* PROBLEM TO SOLVE
Lift every line from the entries that includes the word "холодного".

* INFORMATION PROVIDED
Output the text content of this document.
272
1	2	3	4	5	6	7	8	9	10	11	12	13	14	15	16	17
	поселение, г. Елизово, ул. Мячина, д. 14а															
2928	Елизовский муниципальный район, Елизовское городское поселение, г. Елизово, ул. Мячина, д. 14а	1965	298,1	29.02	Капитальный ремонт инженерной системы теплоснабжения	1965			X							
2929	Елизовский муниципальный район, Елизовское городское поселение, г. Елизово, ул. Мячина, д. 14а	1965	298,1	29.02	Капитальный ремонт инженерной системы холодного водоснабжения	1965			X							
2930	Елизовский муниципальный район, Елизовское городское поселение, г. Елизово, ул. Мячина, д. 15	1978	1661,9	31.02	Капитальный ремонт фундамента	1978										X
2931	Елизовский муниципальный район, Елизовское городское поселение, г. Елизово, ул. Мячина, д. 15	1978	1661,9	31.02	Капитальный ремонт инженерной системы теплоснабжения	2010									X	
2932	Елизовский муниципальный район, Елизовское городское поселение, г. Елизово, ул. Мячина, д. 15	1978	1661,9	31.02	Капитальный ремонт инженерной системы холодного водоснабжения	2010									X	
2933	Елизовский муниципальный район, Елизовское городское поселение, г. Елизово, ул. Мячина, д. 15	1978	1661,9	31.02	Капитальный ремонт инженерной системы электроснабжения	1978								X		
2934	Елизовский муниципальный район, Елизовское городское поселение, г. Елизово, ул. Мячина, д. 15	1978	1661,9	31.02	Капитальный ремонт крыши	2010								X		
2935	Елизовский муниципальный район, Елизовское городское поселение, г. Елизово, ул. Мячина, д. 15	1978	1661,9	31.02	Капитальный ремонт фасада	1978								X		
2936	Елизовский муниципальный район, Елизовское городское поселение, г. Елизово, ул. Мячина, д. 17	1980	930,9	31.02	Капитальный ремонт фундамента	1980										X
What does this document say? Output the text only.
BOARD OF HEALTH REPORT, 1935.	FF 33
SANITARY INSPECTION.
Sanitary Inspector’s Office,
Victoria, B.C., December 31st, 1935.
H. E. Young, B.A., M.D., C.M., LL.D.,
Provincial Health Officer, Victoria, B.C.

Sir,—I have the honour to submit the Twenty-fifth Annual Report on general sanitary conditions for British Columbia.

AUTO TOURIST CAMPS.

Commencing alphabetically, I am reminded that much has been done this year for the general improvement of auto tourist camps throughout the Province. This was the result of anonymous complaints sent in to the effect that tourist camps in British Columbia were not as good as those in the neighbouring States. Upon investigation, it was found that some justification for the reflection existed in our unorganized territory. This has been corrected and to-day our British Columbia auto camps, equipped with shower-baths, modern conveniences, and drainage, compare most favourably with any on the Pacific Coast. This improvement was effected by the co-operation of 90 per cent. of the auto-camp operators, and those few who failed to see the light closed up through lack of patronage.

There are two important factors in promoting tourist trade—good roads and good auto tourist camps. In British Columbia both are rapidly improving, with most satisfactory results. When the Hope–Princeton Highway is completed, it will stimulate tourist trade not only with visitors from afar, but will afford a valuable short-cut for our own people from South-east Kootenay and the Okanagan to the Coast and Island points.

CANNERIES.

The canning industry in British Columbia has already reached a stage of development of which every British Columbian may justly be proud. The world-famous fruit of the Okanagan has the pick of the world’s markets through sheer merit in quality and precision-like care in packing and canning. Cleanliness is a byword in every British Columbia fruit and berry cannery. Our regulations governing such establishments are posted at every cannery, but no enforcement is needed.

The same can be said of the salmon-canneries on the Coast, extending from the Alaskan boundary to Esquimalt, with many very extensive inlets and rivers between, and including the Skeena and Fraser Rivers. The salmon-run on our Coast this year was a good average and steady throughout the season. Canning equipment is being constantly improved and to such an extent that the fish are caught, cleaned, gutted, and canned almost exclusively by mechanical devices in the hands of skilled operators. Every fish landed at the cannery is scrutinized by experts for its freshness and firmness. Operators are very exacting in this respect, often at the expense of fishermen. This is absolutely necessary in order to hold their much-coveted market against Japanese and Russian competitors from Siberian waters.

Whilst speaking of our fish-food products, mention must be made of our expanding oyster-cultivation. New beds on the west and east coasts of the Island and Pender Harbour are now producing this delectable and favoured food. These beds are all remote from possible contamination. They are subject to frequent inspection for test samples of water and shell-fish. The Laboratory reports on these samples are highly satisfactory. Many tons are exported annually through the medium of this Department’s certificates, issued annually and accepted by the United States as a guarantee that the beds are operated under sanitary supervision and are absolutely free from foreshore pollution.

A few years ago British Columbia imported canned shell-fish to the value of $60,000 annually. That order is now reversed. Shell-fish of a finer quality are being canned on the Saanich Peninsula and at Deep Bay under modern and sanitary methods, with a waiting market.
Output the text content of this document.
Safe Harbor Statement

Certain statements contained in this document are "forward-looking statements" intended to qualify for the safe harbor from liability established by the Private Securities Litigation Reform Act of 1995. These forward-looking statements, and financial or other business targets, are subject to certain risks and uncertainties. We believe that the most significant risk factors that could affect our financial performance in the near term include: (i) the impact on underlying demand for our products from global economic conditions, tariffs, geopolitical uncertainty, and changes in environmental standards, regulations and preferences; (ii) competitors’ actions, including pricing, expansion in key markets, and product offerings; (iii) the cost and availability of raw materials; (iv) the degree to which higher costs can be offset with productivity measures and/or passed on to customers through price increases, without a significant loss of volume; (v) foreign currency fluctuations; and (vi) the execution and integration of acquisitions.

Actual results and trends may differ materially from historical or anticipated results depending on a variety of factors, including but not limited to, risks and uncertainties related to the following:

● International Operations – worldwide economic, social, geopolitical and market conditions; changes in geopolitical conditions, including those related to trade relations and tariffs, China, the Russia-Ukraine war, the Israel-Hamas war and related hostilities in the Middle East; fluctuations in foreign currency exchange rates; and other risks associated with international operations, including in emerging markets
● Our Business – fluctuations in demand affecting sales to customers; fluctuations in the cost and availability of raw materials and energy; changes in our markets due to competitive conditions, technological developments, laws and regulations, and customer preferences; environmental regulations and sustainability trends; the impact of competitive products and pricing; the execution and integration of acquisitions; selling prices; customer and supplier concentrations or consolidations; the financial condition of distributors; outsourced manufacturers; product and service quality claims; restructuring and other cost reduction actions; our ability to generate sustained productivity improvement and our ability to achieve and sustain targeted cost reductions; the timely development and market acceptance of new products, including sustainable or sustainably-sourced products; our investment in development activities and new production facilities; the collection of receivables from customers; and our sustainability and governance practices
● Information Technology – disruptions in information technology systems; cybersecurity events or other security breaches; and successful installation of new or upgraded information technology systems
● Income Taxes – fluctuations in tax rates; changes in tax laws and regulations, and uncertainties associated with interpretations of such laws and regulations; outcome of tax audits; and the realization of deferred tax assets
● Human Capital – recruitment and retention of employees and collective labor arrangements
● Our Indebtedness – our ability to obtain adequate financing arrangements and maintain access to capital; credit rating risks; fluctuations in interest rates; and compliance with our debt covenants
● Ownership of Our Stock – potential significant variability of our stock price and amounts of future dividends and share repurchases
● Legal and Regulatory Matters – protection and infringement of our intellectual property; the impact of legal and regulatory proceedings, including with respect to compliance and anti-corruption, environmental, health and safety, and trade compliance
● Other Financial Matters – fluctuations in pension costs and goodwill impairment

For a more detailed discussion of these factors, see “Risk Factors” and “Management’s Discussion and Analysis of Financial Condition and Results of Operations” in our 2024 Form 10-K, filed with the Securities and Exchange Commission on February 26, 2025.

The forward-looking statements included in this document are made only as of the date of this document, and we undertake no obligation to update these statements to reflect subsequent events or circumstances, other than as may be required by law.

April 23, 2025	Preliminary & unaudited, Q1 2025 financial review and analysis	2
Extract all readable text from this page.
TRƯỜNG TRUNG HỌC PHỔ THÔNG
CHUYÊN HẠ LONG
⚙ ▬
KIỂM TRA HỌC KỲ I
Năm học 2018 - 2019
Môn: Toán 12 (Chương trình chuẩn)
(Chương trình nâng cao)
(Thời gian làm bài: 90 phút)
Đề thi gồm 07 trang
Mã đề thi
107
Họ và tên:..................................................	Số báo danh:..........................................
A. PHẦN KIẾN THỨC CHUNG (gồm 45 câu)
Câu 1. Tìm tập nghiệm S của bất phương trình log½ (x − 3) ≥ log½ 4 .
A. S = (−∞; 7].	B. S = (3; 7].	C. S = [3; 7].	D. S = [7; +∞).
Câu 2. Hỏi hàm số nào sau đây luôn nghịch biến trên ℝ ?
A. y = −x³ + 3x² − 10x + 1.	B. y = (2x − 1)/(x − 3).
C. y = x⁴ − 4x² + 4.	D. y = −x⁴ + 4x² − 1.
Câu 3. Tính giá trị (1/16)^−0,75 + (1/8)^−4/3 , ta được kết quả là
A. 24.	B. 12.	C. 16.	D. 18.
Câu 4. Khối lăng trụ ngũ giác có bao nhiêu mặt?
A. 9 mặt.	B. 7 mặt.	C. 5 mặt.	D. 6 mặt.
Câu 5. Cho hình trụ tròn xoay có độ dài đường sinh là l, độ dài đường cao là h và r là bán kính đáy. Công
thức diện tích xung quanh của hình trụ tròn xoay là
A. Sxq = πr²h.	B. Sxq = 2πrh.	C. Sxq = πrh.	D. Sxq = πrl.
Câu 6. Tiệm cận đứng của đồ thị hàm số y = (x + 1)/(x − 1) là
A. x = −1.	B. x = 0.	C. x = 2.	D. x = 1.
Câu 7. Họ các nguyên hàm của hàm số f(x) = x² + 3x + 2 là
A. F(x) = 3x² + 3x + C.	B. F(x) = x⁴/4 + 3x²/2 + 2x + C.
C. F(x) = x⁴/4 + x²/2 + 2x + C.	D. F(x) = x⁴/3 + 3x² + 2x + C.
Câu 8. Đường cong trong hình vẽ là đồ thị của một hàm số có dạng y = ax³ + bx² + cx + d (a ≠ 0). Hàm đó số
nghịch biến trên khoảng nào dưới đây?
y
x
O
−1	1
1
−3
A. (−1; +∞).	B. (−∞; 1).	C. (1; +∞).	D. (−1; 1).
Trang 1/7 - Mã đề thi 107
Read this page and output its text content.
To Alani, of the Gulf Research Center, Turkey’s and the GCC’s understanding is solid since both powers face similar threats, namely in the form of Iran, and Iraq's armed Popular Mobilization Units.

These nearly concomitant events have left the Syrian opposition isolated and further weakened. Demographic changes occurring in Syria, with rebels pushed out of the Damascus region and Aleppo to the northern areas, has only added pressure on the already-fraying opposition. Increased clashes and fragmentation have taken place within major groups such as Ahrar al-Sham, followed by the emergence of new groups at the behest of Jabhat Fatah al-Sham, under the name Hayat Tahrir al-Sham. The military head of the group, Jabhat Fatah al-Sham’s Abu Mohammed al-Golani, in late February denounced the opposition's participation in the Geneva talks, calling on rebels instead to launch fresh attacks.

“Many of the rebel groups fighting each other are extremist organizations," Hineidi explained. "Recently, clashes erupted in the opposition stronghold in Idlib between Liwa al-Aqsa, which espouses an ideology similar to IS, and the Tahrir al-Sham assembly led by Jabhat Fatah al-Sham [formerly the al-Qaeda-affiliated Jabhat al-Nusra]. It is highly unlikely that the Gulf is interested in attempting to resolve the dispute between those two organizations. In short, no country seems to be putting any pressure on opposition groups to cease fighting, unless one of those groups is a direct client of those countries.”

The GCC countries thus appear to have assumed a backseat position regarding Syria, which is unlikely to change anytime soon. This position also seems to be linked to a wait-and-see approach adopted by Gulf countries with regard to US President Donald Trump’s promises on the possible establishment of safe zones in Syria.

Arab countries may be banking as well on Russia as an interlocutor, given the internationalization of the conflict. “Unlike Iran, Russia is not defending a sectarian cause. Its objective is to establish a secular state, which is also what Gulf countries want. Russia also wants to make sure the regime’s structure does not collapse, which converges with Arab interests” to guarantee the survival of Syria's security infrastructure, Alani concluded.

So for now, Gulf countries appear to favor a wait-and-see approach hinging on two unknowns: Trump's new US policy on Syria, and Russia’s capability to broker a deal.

* ANSWER IN FULL
2929	Елизовский муниципальный район, Елизовское городское поселение, г. Елизово, ул. Мячина, д. 14а	1965	298,1	29.02	Капитальный ремонт инженерной системы холодного водоснабжения	1965			X							
2932	Елизовский муниципальный район, Елизовское городское поселение, г. Елизово, ул. Мячина, д. 15	1978	1661,9	31.02	Капитальный ремонт инженерной системы холодного водоснабжения	2010									X	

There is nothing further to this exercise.